◆ AIM
Search the records for the word "mange" and pick out every line that has it.
BEGIN TASK DATA
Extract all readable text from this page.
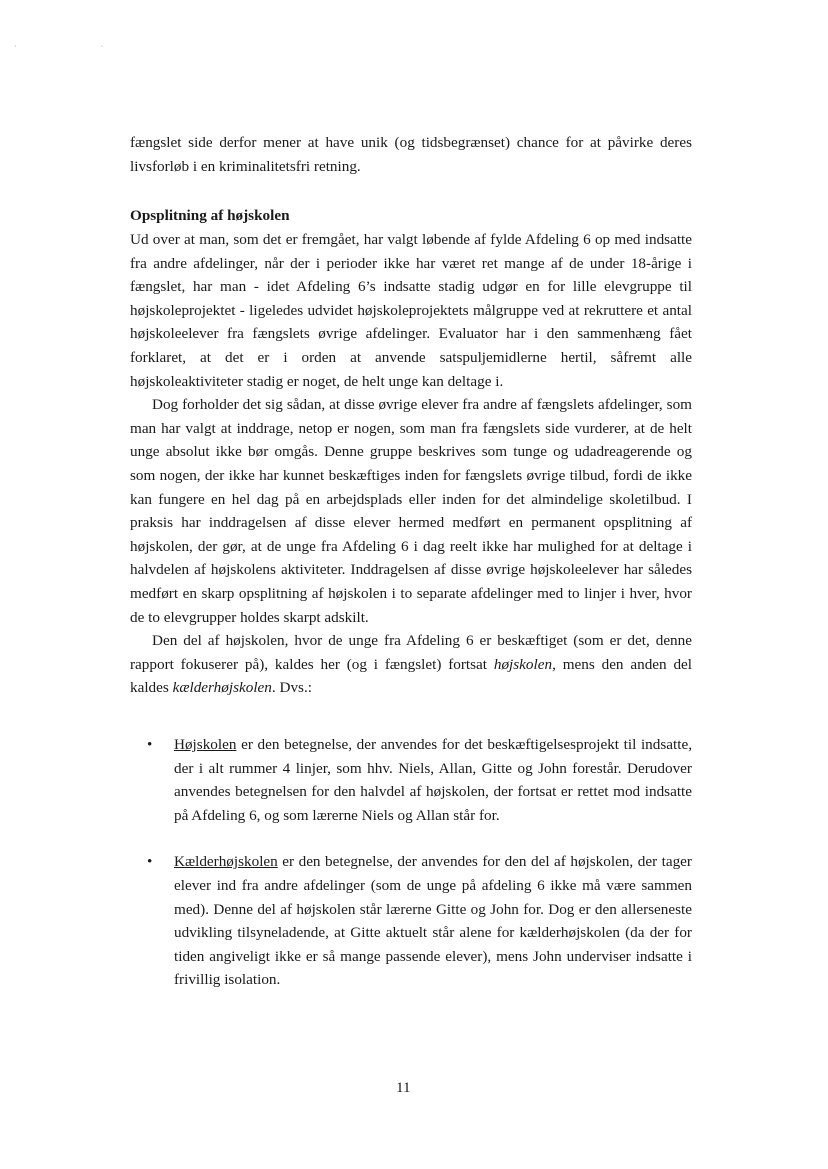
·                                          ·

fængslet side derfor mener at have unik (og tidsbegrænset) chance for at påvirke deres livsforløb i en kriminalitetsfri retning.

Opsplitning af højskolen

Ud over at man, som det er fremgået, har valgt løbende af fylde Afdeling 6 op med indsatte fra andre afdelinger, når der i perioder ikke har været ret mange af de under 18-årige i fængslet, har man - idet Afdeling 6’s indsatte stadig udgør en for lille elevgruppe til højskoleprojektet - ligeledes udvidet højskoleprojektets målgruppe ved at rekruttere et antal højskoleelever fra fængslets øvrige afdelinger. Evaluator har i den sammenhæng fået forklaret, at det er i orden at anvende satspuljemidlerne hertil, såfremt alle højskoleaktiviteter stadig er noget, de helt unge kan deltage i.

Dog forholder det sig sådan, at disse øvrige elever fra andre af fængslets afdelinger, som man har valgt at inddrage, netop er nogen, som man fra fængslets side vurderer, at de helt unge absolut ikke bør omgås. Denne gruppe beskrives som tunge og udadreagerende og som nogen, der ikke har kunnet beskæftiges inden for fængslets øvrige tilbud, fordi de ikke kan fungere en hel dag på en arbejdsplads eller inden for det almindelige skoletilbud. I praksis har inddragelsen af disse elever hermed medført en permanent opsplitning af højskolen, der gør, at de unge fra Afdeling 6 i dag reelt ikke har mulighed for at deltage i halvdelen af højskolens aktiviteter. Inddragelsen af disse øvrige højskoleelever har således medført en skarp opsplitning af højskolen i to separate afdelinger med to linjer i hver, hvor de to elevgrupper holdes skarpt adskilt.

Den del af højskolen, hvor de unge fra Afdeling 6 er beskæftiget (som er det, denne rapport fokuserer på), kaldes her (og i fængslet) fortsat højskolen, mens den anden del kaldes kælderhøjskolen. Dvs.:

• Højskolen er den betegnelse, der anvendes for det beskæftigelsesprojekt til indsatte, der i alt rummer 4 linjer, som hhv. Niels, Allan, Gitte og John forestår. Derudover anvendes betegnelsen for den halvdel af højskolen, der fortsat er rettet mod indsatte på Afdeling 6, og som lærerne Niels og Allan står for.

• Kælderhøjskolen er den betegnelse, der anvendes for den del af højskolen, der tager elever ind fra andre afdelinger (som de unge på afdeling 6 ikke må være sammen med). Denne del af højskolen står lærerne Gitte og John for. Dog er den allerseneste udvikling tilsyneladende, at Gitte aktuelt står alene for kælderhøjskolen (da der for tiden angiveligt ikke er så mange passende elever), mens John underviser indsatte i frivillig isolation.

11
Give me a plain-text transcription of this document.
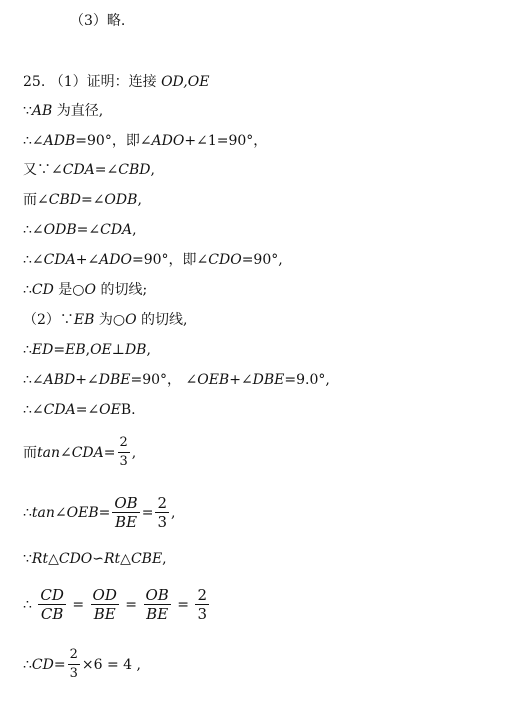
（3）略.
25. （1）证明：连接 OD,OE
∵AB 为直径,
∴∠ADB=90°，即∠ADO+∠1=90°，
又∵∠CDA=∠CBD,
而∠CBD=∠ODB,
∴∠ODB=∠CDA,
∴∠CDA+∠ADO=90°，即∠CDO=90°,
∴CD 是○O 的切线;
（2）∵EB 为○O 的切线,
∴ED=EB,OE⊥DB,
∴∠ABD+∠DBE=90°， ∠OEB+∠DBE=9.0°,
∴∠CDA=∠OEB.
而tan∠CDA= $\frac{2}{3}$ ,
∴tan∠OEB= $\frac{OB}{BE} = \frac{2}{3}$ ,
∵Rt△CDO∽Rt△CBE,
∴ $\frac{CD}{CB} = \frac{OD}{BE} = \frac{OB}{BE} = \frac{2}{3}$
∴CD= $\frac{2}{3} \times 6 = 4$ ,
END TASK DATA
◆ THE REPLY
Ud over at man, som det er fremgået, har valgt løbende af fylde Afdeling 6 op med indsatte fra andre afdelinger, når der i perioder ikke har været ret mange af de under 18-årige i fængslet, har man - idet Afdeling 6’s indsatte stadig udgør en for lille elevgruppe til højskoleprojektet - ligeledes udvidet højskoleprojektets målgruppe ved at rekruttere et antal højskoleelever fra fængslets øvrige afdelinger. Evaluator har i den sammenhæng fået forklaret, at det er i orden at anvende satspuljemidlerne hertil, såfremt alle højskoleaktiviteter stadig er noget, de helt unge kan deltage i.
• Kælderhøjskolen er den betegnelse, der anvendes for den del af højskolen, der tager elever ind fra andre afdelinger (som de unge på afdeling 6 ikke må være sammen med). Denne del af højskolen står lærerne Gitte og John for. Dog er den allerseneste udvikling tilsyneladende, at Gitte aktuelt står alene for kælderhøjskolen (da der for tiden angiveligt ikke er så mange passende elever), mens John underviser indsatte i frivillig isolation.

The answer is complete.